§ **Material supplied**

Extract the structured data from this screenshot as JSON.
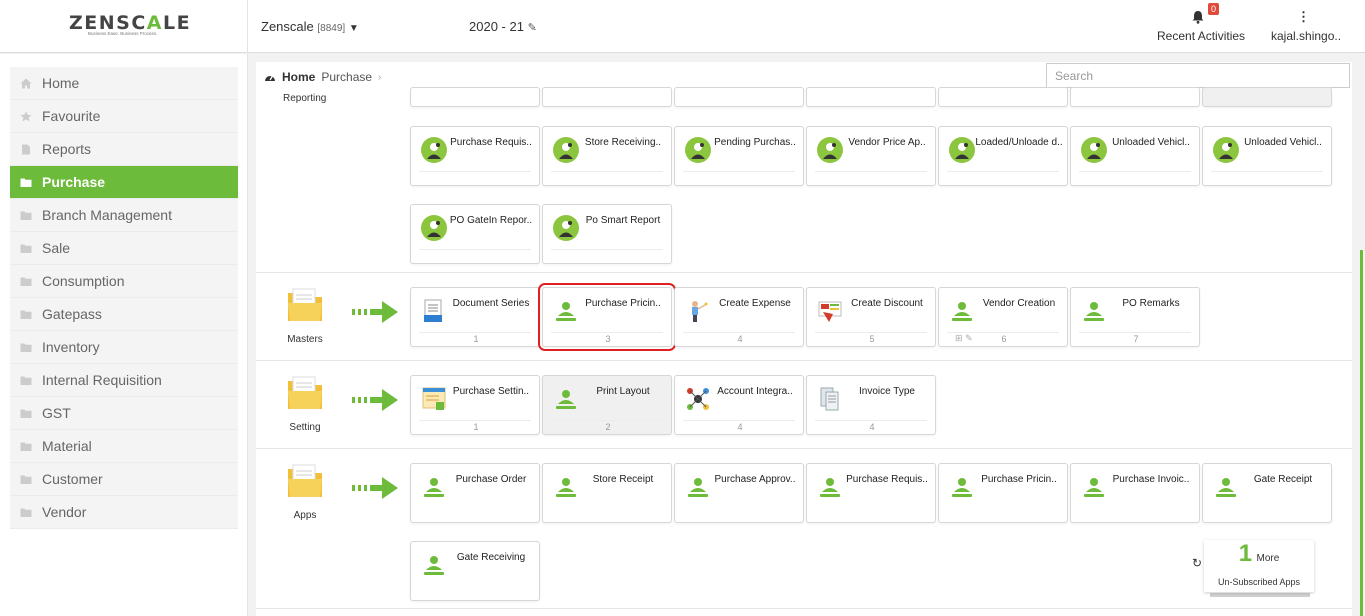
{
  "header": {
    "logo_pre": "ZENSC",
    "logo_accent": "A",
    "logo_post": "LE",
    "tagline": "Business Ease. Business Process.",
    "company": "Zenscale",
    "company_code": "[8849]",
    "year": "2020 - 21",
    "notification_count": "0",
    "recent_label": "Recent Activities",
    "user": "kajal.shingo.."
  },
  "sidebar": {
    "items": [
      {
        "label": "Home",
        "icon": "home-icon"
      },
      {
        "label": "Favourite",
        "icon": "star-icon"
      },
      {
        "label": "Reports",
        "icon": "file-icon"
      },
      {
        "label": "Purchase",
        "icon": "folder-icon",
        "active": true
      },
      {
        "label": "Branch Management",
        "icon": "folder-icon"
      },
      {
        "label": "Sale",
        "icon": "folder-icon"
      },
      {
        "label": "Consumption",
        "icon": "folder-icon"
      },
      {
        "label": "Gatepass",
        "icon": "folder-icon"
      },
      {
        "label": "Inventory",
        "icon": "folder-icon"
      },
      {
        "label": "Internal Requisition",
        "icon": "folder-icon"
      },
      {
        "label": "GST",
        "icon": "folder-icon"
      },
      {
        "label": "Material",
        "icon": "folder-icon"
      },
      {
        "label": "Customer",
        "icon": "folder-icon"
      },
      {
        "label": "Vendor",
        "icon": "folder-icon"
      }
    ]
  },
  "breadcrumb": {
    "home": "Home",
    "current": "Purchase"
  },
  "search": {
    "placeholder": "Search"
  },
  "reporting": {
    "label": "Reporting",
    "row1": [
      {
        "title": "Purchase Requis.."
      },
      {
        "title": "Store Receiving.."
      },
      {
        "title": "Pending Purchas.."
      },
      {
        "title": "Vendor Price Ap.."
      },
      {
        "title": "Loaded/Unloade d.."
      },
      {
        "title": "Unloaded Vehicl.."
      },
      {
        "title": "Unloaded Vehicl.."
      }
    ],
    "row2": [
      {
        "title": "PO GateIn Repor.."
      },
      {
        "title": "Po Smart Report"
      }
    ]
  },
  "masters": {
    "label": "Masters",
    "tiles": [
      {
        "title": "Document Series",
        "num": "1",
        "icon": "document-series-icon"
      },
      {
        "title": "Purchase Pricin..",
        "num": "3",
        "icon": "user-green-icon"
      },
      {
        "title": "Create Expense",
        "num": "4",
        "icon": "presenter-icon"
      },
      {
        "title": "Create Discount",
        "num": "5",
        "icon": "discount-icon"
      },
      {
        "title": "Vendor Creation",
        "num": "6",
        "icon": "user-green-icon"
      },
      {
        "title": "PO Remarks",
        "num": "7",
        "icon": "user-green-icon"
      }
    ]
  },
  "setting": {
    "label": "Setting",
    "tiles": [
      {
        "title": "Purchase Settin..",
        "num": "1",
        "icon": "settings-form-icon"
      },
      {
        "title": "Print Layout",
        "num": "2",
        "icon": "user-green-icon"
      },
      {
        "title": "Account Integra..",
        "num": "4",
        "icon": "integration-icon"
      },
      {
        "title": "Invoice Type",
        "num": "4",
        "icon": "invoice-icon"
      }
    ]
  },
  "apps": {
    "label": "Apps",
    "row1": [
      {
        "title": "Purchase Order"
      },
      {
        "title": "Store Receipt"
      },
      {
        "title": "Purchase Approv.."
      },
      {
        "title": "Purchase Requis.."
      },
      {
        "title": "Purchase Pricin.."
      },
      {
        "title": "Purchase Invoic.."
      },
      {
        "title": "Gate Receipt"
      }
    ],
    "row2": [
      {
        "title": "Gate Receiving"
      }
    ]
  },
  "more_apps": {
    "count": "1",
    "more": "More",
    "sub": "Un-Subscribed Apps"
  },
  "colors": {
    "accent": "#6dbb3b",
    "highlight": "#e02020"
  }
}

§ **Exercise goal**
Scan the listing above for the word "Create" and copy every line that holds it.

§ **Task answer**
        "title": "Create Expense",
        "title": "Create Discount",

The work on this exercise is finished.